-- begin Data listing --

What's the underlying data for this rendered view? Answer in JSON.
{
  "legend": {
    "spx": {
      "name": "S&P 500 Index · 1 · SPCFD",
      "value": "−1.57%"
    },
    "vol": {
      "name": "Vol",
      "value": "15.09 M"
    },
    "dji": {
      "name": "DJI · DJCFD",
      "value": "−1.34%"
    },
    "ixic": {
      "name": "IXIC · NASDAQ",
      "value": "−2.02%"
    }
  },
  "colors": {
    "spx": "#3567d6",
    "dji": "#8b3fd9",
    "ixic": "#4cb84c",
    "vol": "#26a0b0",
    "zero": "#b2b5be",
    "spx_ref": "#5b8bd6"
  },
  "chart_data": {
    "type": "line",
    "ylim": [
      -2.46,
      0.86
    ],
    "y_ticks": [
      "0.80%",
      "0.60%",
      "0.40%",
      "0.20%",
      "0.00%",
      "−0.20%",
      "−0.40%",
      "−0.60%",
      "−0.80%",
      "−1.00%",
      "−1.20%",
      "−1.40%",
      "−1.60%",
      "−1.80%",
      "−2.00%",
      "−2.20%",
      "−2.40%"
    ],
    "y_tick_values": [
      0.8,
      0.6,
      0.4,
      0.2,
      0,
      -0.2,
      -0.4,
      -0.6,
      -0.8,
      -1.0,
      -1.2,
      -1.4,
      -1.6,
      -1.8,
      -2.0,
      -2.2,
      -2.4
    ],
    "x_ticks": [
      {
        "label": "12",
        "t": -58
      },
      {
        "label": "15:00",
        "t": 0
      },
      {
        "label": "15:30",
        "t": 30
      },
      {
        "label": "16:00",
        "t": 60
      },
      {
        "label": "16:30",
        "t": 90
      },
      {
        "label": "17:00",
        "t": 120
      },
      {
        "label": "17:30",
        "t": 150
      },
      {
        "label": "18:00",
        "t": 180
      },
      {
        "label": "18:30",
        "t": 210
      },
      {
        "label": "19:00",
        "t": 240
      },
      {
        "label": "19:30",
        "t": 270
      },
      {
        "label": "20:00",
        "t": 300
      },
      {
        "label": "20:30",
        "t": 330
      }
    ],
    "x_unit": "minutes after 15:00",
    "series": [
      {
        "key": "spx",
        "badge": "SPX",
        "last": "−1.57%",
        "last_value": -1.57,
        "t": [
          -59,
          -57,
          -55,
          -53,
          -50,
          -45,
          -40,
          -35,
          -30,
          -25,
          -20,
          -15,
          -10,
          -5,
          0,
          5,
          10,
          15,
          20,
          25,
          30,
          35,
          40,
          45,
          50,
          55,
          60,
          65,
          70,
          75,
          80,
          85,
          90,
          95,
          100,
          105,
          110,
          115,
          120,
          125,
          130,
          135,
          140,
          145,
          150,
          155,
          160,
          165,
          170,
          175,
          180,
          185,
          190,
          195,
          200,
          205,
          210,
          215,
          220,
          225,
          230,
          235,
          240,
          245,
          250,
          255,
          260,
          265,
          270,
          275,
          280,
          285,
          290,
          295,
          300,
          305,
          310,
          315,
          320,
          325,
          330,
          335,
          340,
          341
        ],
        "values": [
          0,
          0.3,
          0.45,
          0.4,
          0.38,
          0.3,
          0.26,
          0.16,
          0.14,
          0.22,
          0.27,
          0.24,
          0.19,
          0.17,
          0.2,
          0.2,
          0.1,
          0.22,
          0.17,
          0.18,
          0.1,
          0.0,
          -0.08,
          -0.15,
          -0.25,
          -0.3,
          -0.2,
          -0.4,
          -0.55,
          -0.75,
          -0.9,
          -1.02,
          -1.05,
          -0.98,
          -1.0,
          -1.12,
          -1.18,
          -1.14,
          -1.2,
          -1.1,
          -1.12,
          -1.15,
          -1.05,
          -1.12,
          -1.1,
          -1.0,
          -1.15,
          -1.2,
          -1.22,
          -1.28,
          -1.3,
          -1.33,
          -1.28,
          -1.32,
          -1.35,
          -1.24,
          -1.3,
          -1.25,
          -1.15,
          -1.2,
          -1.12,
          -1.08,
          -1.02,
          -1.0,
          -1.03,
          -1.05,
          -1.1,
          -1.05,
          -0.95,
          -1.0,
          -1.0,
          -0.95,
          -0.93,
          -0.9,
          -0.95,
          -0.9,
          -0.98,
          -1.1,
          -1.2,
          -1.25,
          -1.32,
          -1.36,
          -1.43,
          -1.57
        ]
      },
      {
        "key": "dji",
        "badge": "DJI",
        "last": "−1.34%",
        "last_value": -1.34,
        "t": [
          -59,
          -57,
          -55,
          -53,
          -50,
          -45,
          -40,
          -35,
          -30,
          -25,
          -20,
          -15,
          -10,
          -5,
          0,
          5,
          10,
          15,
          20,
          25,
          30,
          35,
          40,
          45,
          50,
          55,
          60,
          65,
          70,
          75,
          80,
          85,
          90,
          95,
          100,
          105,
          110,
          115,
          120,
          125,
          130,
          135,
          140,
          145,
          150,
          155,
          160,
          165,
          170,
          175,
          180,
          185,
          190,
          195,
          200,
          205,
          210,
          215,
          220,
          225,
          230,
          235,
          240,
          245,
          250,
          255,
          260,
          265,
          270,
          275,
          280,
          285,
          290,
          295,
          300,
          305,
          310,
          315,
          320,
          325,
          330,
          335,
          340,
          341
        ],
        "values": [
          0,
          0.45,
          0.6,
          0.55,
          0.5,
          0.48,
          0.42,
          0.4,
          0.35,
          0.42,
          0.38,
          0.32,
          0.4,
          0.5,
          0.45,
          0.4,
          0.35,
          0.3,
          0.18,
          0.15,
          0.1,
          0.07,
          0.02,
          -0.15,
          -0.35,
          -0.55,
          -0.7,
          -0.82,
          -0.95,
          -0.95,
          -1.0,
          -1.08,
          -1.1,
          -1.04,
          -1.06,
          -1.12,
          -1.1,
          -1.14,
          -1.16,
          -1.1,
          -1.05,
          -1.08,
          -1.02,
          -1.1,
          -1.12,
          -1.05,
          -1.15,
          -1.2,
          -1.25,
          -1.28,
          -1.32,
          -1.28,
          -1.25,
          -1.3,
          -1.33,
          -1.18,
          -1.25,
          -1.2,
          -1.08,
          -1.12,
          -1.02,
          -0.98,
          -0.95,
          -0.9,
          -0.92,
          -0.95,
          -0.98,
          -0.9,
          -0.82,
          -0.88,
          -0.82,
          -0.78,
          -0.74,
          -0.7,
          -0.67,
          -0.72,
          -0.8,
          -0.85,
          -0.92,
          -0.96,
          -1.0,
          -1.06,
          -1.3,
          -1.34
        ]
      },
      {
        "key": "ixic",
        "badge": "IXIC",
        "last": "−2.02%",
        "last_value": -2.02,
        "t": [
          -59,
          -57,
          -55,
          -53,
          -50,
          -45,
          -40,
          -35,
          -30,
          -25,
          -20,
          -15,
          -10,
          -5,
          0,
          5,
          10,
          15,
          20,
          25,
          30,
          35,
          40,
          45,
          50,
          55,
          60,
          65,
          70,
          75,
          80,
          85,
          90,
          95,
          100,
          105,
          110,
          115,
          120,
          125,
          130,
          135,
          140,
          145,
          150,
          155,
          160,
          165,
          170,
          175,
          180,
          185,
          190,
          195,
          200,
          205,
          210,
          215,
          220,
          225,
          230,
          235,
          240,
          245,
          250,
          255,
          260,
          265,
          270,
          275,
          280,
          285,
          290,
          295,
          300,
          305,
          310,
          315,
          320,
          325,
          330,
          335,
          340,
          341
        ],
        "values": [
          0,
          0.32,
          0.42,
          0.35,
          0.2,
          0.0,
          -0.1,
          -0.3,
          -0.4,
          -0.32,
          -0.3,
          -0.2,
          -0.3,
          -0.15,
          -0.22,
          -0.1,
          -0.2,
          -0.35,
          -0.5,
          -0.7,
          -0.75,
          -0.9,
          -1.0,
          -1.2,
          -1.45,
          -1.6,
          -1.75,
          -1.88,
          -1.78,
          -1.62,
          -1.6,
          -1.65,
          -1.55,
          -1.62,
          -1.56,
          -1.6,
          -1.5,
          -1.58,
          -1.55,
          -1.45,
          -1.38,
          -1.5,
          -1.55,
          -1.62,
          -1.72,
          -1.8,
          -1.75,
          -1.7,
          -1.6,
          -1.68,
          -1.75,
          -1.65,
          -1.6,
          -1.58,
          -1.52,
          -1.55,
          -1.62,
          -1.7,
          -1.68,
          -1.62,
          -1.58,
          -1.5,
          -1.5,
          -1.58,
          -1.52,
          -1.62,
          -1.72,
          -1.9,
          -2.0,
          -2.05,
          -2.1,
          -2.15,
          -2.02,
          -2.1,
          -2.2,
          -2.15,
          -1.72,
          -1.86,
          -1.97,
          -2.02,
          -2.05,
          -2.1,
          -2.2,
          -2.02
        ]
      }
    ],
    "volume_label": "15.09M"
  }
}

-- end Data listing --

Look over the listing above. Pick out and copy every line that includes "name".

      "name": "S&P 500 Index · 1 · SPCFD",
      "name": "Vol",
      "name": "DJI · DJCFD",
      "name": "IXIC · NASDAQ",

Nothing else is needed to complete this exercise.